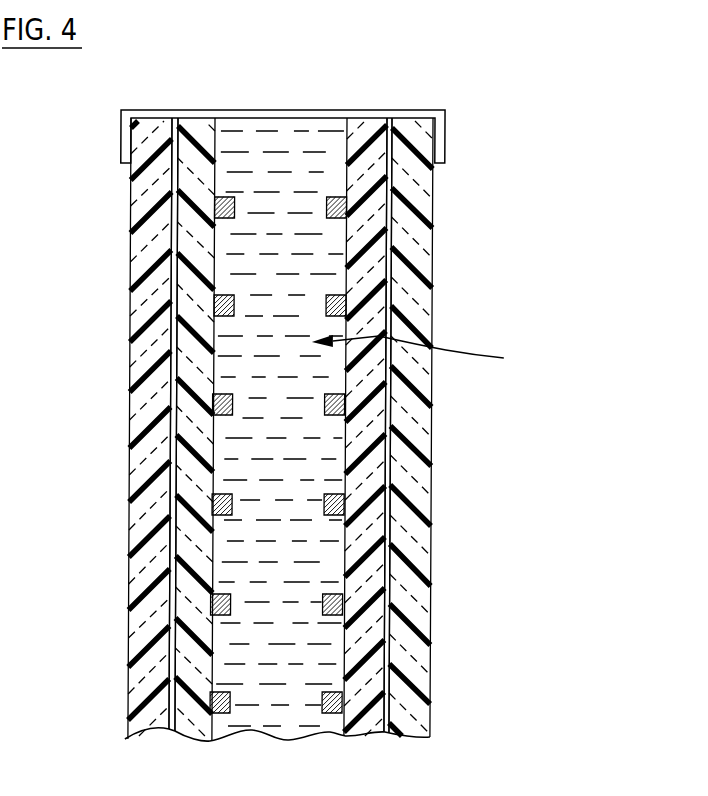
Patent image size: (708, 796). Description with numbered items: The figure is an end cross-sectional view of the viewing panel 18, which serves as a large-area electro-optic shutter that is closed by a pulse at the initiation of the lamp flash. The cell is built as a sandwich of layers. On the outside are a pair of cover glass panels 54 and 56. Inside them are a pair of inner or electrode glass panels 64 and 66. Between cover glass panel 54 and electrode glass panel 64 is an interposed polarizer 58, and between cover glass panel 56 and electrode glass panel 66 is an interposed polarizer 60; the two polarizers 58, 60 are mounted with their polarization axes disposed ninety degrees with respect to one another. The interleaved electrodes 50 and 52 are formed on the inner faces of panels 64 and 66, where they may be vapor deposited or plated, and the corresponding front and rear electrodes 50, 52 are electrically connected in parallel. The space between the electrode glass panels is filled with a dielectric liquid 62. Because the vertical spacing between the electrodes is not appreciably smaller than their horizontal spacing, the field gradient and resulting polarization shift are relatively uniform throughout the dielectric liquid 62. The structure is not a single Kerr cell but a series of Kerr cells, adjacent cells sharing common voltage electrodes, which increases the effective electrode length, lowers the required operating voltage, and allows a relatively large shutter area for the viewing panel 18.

The viewing panel 18 is at (337, 109).
The electrode 50 is at (333, 197).
The electrode 52 is at (327, 299).
The cover glass panel 54 is at (143, 210).
The cover glass panel 56 is at (420, 238).
The polarizer 58 is at (170, 462).
The polarizer 60 is at (387, 523).
The dielectric liquid 62 is at (275, 720).
The inner or electrode glass panel 64 is at (221, 92).
The inner or electrode glass panel 66 is at (364, 122).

• _Try it_: Could you copy all of the entries above exactly, without the pictures?

• _Output for this exercise_:
Patent image size: (708, 796). Description with numbered items: The figure is an end cross-sectional view of the viewing panel 18, which serves as a large-area electro-optic shutter that is closed by a pulse at the initiation of the lamp flash. The cell is built as a sandwich of layers. On the outside are a pair of cover glass panels 54 and 56. Inside them are a pair of inner or electrode glass panels 64 and 66. Between cover glass panel 54 and electrode glass panel 64 is an interposed polarizer 58, and between cover glass panel 56 and electrode glass panel 66 is an interposed polarizer 60; the two polarizers 58, 60 are mounted with their polarization axes disposed ninety degrees with respect to one another. The interleaved electrodes 50 and 52 are formed on the inner faces of panels 64 and 66, where they may be vapor deposited or plated, and the corresponding front and rear electrodes 50, 52 are electrically connected in parallel. The space between the electrode glass panels is filled with a dielectric liquid 62. Because the vertical spacing between the electrodes is not appreciably smaller than their horizontal spacing, the field gradient and resulting polarization shift are relatively uniform throughout the dielectric liquid 62. The structure is not a single Kerr cell but a series of Kerr cells, adjacent cells sharing common voltage electrodes, which increases the effective electrode length, lowers the required operating voltage, and allows a relatively large shutter area for the viewing panel 18.

The viewing panel 18 is at (337, 109).
The electrode 50 is at (333, 197).
The electrode 52 is at (327, 299).
The cover glass panel 54 is at (143, 210).
The cover glass panel 56 is at (420, 238).
The polarizer 58 is at (170, 462).
The polarizer 60 is at (387, 523).
The dielectric liquid 62 is at (275, 720).
The inner or electrode glass panel 64 is at (221, 92).
The inner or electrode glass panel 66 is at (364, 122).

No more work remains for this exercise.